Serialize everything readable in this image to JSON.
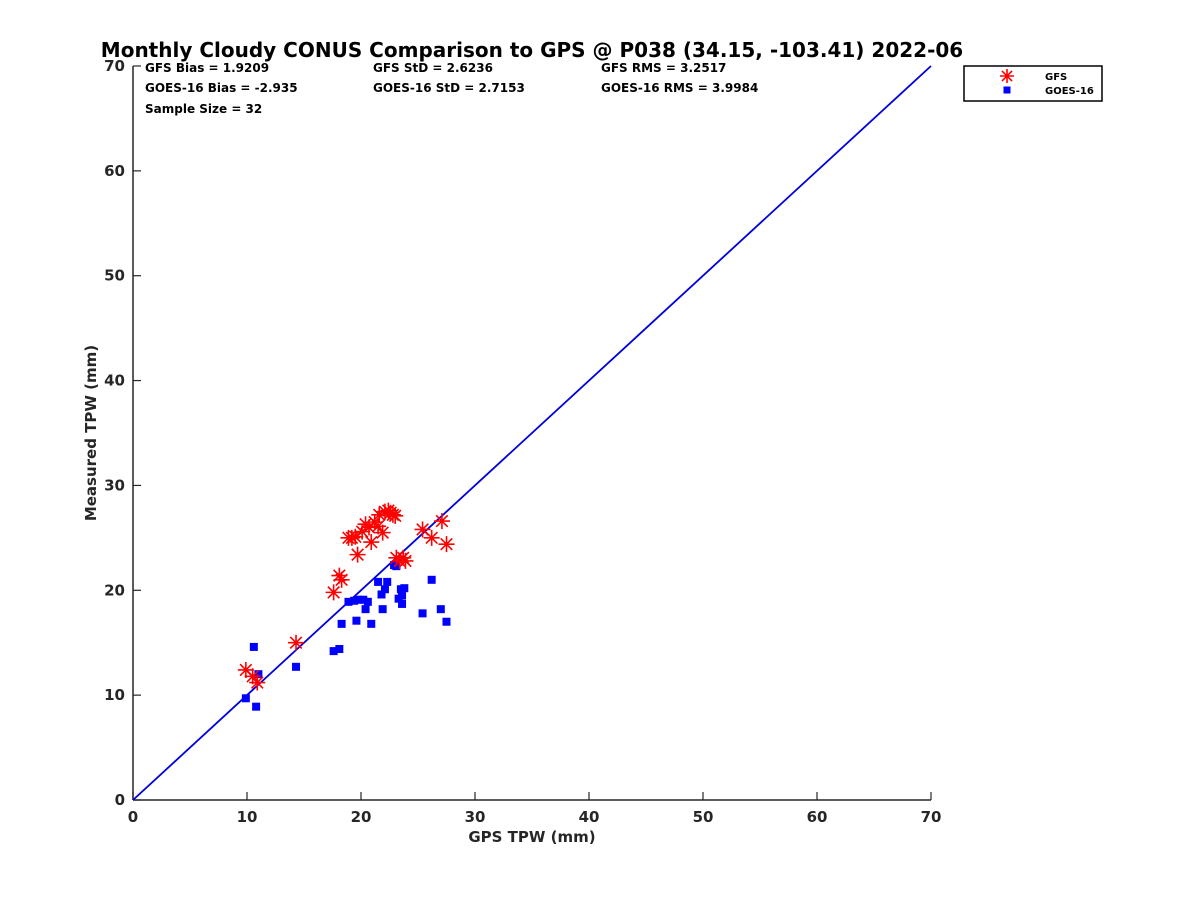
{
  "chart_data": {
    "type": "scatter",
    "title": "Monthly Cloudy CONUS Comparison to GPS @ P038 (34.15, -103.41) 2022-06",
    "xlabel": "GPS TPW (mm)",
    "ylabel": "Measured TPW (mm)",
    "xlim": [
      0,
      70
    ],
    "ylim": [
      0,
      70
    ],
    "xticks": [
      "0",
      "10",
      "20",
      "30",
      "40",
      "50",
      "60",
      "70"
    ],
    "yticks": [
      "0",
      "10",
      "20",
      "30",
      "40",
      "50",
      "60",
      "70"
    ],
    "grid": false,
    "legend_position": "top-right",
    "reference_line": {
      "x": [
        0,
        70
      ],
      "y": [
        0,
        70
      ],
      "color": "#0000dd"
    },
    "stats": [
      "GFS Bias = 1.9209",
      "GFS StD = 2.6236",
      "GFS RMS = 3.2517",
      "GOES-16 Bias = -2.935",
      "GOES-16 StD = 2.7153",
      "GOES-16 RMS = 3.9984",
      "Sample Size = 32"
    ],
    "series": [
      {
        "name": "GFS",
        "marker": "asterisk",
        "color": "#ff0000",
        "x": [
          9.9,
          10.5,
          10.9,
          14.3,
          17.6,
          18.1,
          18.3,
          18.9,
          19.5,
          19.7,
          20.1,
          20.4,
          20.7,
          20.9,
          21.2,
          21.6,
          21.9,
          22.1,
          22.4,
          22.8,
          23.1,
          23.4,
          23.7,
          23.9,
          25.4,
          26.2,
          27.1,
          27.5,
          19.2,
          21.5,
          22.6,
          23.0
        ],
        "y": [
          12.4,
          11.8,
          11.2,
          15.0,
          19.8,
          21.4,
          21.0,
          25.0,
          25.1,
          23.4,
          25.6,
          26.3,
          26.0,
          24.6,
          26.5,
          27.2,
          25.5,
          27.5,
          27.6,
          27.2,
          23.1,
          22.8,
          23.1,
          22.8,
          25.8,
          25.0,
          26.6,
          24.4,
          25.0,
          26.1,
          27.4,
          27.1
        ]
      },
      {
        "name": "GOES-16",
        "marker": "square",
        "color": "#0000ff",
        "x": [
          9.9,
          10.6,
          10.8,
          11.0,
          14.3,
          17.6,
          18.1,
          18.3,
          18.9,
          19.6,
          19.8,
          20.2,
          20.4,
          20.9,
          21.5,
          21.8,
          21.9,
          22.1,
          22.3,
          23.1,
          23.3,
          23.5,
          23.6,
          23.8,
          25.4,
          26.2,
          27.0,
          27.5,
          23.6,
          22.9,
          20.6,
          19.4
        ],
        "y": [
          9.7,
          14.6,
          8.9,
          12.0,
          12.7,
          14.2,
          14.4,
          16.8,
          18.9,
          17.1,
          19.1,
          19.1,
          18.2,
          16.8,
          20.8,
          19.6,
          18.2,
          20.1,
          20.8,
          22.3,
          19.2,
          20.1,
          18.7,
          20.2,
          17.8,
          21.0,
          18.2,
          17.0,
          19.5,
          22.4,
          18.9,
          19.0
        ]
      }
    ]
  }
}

Request: Output the records above exactly; leave out the pictures.

Answer:
Serialize everything readable in this image to JSON.
{
  "chart_data": {
    "type": "scatter",
    "title": "Monthly Cloudy CONUS Comparison to GPS @ P038 (34.15, -103.41) 2022-06",
    "xlabel": "GPS TPW (mm)",
    "ylabel": "Measured TPW (mm)",
    "xlim": [
      0,
      70
    ],
    "ylim": [
      0,
      70
    ],
    "xticks": [
      "0",
      "10",
      "20",
      "30",
      "40",
      "50",
      "60",
      "70"
    ],
    "yticks": [
      "0",
      "10",
      "20",
      "30",
      "40",
      "50",
      "60",
      "70"
    ],
    "grid": false,
    "legend_position": "top-right",
    "reference_line": {
      "x": [
        0,
        70
      ],
      "y": [
        0,
        70
      ],
      "color": "#0000dd"
    },
    "stats": [
      "GFS Bias = 1.9209",
      "GFS StD = 2.6236",
      "GFS RMS = 3.2517",
      "GOES-16 Bias = -2.935",
      "GOES-16 StD = 2.7153",
      "GOES-16 RMS = 3.9984",
      "Sample Size = 32"
    ],
    "series": [
      {
        "name": "GFS",
        "marker": "asterisk",
        "color": "#ff0000",
        "x": [
          9.9,
          10.5,
          10.9,
          14.3,
          17.6,
          18.1,
          18.3,
          18.9,
          19.5,
          19.7,
          20.1,
          20.4,
          20.7,
          20.9,
          21.2,
          21.6,
          21.9,
          22.1,
          22.4,
          22.8,
          23.1,
          23.4,
          23.7,
          23.9,
          25.4,
          26.2,
          27.1,
          27.5,
          19.2,
          21.5,
          22.6,
          23.0
        ],
        "y": [
          12.4,
          11.8,
          11.2,
          15.0,
          19.8,
          21.4,
          21.0,
          25.0,
          25.1,
          23.4,
          25.6,
          26.3,
          26.0,
          24.6,
          26.5,
          27.2,
          25.5,
          27.5,
          27.6,
          27.2,
          23.1,
          22.8,
          23.1,
          22.8,
          25.8,
          25.0,
          26.6,
          24.4,
          25.0,
          26.1,
          27.4,
          27.1
        ]
      },
      {
        "name": "GOES-16",
        "marker": "square",
        "color": "#0000ff",
        "x": [
          9.9,
          10.6,
          10.8,
          11.0,
          14.3,
          17.6,
          18.1,
          18.3,
          18.9,
          19.6,
          19.8,
          20.2,
          20.4,
          20.9,
          21.5,
          21.8,
          21.9,
          22.1,
          22.3,
          23.1,
          23.3,
          23.5,
          23.6,
          23.8,
          25.4,
          26.2,
          27.0,
          27.5,
          23.6,
          22.9,
          20.6,
          19.4
        ],
        "y": [
          9.7,
          14.6,
          8.9,
          12.0,
          12.7,
          14.2,
          14.4,
          16.8,
          18.9,
          17.1,
          19.1,
          19.1,
          18.2,
          16.8,
          20.8,
          19.6,
          18.2,
          20.1,
          20.8,
          22.3,
          19.2,
          20.1,
          18.7,
          20.2,
          17.8,
          21.0,
          18.2,
          17.0,
          19.5,
          22.4,
          18.9,
          19.0
        ]
      }
    ]
  }
}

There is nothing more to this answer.